__Data provided__.

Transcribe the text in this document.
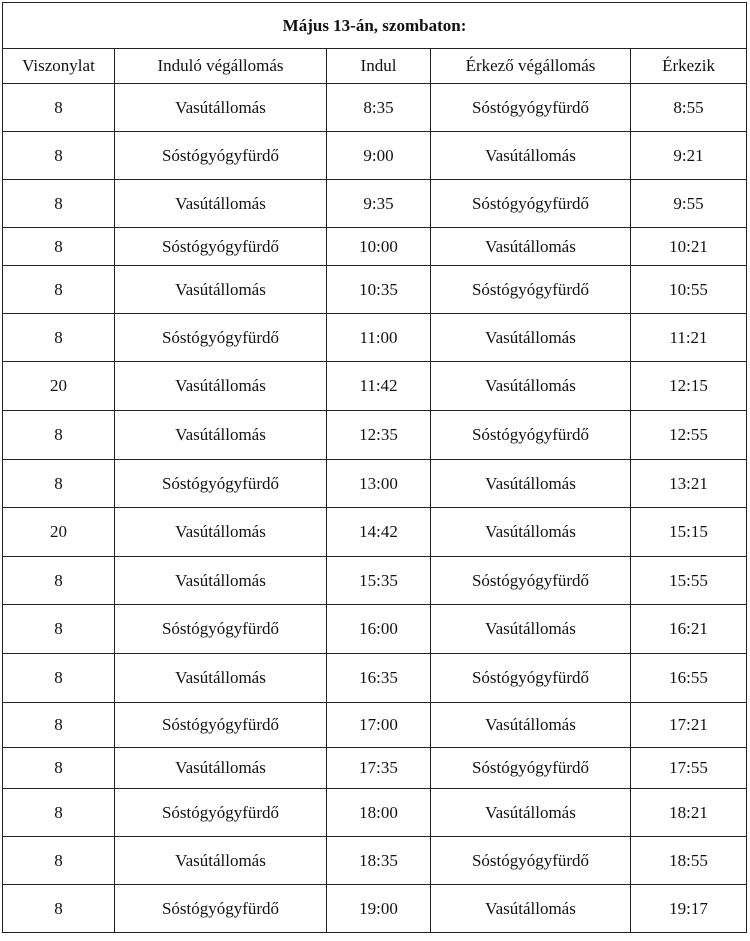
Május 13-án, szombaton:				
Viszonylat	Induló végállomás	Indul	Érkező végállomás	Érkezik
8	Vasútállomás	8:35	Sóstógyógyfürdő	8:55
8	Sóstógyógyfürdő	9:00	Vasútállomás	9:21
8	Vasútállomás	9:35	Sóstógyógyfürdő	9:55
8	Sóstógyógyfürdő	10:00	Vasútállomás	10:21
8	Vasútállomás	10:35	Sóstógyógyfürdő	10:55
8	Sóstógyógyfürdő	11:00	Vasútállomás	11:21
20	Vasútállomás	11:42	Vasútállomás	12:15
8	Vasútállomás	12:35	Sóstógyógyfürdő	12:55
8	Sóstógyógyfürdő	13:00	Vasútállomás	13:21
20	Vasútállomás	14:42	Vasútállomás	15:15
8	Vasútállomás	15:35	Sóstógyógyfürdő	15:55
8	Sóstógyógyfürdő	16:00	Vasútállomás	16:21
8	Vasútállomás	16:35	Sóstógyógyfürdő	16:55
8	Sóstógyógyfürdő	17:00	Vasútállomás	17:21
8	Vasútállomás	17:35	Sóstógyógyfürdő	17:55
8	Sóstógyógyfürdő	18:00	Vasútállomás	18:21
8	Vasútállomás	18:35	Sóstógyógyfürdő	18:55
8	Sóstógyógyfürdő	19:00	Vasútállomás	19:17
==
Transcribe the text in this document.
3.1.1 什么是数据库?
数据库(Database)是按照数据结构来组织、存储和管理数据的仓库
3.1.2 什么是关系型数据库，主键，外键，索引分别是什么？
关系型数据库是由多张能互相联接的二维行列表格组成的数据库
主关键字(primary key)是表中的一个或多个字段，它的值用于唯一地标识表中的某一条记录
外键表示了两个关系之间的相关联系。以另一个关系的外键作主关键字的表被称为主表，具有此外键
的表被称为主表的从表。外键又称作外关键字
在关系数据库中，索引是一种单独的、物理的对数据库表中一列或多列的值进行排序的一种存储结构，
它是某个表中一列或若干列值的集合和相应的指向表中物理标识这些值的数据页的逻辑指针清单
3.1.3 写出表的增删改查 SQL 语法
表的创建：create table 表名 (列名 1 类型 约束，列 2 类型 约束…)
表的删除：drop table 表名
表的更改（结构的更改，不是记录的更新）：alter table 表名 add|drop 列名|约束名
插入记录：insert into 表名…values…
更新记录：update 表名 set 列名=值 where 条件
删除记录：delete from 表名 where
==
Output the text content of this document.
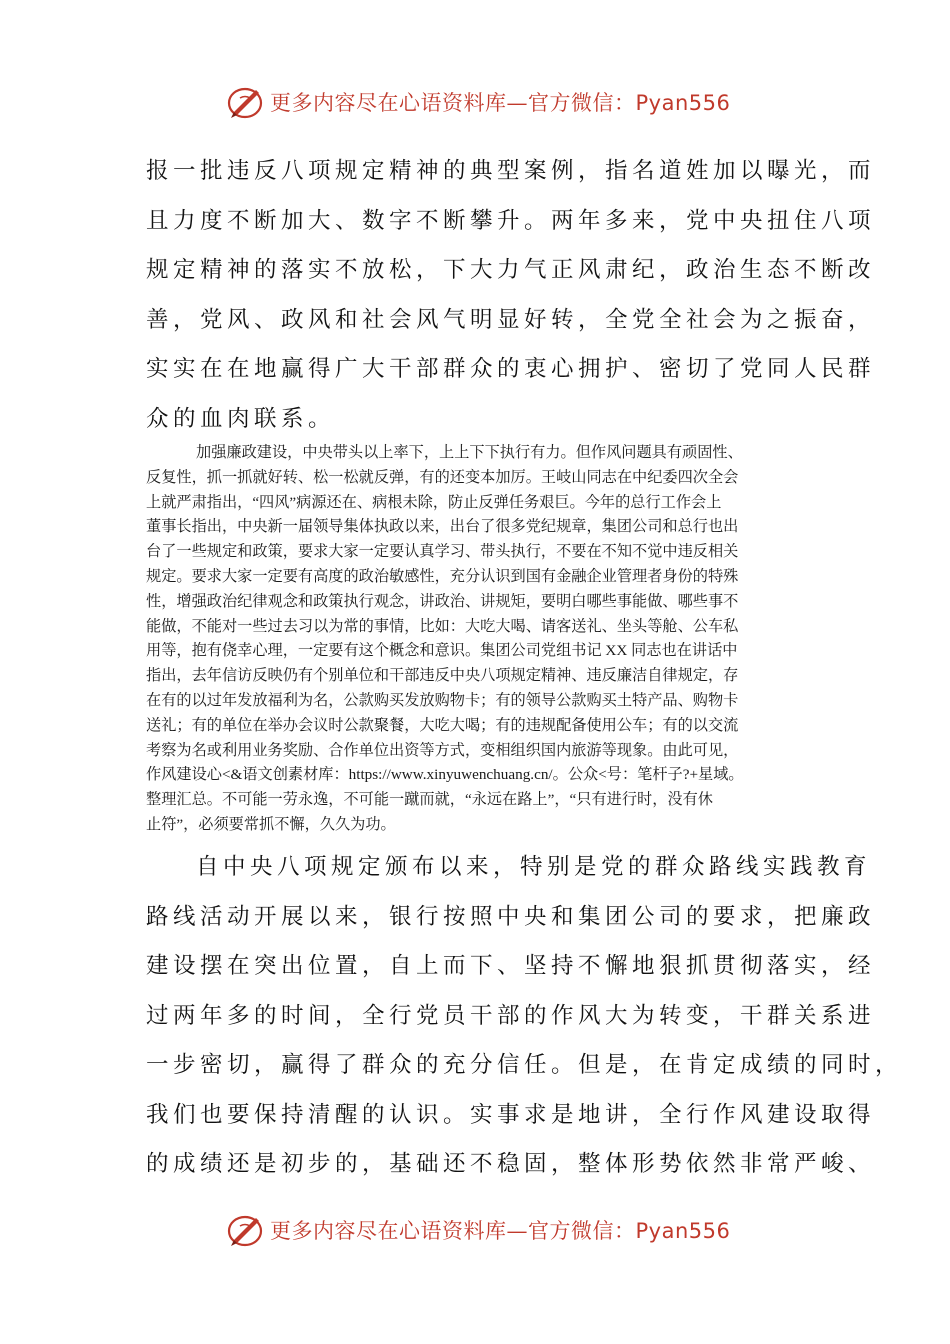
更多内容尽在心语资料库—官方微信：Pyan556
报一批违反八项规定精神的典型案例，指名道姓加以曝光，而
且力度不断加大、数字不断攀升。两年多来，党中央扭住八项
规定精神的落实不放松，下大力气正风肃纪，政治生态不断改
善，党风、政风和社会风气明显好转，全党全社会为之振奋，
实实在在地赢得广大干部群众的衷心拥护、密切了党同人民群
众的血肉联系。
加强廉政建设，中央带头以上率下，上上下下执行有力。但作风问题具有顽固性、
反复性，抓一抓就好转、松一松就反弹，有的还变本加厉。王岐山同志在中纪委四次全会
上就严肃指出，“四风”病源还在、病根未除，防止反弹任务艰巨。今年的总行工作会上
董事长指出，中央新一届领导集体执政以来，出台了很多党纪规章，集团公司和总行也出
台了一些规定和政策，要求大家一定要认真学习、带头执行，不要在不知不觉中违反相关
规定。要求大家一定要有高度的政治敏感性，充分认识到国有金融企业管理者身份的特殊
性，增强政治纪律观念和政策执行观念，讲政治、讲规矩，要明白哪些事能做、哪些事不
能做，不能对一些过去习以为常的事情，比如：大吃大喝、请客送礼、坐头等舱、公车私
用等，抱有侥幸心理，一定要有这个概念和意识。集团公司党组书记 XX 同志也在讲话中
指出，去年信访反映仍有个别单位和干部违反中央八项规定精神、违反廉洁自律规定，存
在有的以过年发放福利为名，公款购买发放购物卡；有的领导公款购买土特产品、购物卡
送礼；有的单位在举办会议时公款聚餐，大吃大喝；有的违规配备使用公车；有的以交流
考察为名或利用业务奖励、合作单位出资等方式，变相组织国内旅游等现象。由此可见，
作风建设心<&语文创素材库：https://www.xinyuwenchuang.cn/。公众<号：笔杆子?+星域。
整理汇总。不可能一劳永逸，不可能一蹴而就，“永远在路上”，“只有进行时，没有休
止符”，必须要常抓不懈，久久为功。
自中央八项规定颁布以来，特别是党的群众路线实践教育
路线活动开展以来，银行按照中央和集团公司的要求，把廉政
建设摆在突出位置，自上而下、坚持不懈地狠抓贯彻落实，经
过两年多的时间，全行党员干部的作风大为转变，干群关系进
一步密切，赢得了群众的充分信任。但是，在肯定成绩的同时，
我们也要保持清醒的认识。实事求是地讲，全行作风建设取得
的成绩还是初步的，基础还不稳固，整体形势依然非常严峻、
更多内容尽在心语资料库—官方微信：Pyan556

__Task to complete__. Copy all lines from the listing that contain "where".

__Reply__.
更新记录：update 表名 set 列名=值 where 条件
删除记录：delete from 表名 where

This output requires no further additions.